▸ What is being asked: Output every record word for word.

▸ Dataset extract:
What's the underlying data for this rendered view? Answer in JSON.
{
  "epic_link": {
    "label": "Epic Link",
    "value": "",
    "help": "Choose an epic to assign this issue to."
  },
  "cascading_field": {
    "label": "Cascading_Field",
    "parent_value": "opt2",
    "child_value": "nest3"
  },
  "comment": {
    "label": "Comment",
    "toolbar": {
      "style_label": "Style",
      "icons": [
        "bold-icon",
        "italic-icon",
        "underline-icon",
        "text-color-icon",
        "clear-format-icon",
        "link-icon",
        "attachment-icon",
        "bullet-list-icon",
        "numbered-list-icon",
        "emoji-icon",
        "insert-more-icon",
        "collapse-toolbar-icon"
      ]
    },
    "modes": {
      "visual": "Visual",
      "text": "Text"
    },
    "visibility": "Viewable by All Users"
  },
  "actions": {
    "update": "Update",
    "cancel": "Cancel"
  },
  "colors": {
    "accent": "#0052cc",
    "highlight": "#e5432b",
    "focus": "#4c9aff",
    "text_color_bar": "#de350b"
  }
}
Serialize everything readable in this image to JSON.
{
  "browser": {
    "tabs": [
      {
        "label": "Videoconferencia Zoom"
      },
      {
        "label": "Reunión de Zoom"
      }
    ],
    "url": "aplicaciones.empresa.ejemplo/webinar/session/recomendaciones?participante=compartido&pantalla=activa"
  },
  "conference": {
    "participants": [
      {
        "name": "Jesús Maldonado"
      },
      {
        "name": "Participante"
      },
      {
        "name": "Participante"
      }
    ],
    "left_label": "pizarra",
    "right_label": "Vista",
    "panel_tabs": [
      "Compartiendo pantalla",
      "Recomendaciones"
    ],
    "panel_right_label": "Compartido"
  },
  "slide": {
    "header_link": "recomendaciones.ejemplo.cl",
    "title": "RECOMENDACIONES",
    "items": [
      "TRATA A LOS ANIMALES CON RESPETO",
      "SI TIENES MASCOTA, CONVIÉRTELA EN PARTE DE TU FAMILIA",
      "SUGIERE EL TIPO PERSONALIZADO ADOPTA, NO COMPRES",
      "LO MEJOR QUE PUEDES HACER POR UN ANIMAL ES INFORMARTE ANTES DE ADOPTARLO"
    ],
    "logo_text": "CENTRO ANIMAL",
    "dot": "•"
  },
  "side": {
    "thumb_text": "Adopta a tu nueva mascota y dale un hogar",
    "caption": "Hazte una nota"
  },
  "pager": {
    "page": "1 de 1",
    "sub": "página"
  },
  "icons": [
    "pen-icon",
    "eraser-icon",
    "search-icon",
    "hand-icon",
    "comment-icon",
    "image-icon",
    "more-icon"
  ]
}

▸ Solved exercise:
What's the underlying data for this rendered view? Answer in JSON.
{
  "epic_link": {
    "label": "Epic Link",
    "value": "",
    "help": "Choose an epic to assign this issue to."
  },
  "cascading_field": {
    "label": "Cascading_Field",
    "parent_value": "opt2",
    "child_value": "nest3"
  },
  "comment": {
    "label": "Comment",
    "toolbar": {
      "style_label": "Style",
      "icons": [
        "bold-icon",
        "italic-icon",
        "underline-icon",
        "text-color-icon",
        "clear-format-icon",
        "link-icon",
        "attachment-icon",
        "bullet-list-icon",
        "numbered-list-icon",
        "emoji-icon",
        "insert-more-icon",
        "collapse-toolbar-icon"
      ]
    },
    "modes": {
      "visual": "Visual",
      "text": "Text"
    },
    "visibility": "Viewable by All Users"
  },
  "actions": {
    "update": "Update",
    "cancel": "Cancel"
  },
  "colors": {
    "accent": "#0052cc",
    "highlight": "#e5432b",
    "focus": "#4c9aff",
    "text_color_bar": "#de350b"
  }
}
Serialize everything readable in this image to JSON.
{
  "browser": {
    "tabs": [
      {
        "label": "Videoconferencia Zoom"
      },
      {
        "label": "Reunión de Zoom"
      }
    ],
    "url": "aplicaciones.empresa.ejemplo/webinar/session/recomendaciones?participante=compartido&pantalla=activa"
  },
  "conference": {
    "participants": [
      {
        "name": "Jesús Maldonado"
      },
      {
        "name": "Participante"
      },
      {
        "name": "Participante"
      }
    ],
    "left_label": "pizarra",
    "right_label": "Vista",
    "panel_tabs": [
      "Compartiendo pantalla",
      "Recomendaciones"
    ],
    "panel_right_label": "Compartido"
  },
  "slide": {
    "header_link": "recomendaciones.ejemplo.cl",
    "title": "RECOMENDACIONES",
    "items": [
      "TRATA A LOS ANIMALES CON RESPETO",
      "SI TIENES MASCOTA, CONVIÉRTELA EN PARTE DE TU FAMILIA",
      "SUGIERE EL TIPO PERSONALIZADO ADOPTA, NO COMPRES",
      "LO MEJOR QUE PUEDES HACER POR UN ANIMAL ES INFORMARTE ANTES DE ADOPTARLO"
    ],
    "logo_text": "CENTRO ANIMAL",
    "dot": "•"
  },
  "side": {
    "thumb_text": "Adopta a tu nueva mascota y dale un hogar",
    "caption": "Hazte una nota"
  },
  "pager": {
    "page": "1 de 1",
    "sub": "página"
  },
  "icons": [
    "pen-icon",
    "eraser-icon",
    "search-icon",
    "hand-icon",
    "comment-icon",
    "image-icon",
    "more-icon"
  ]
}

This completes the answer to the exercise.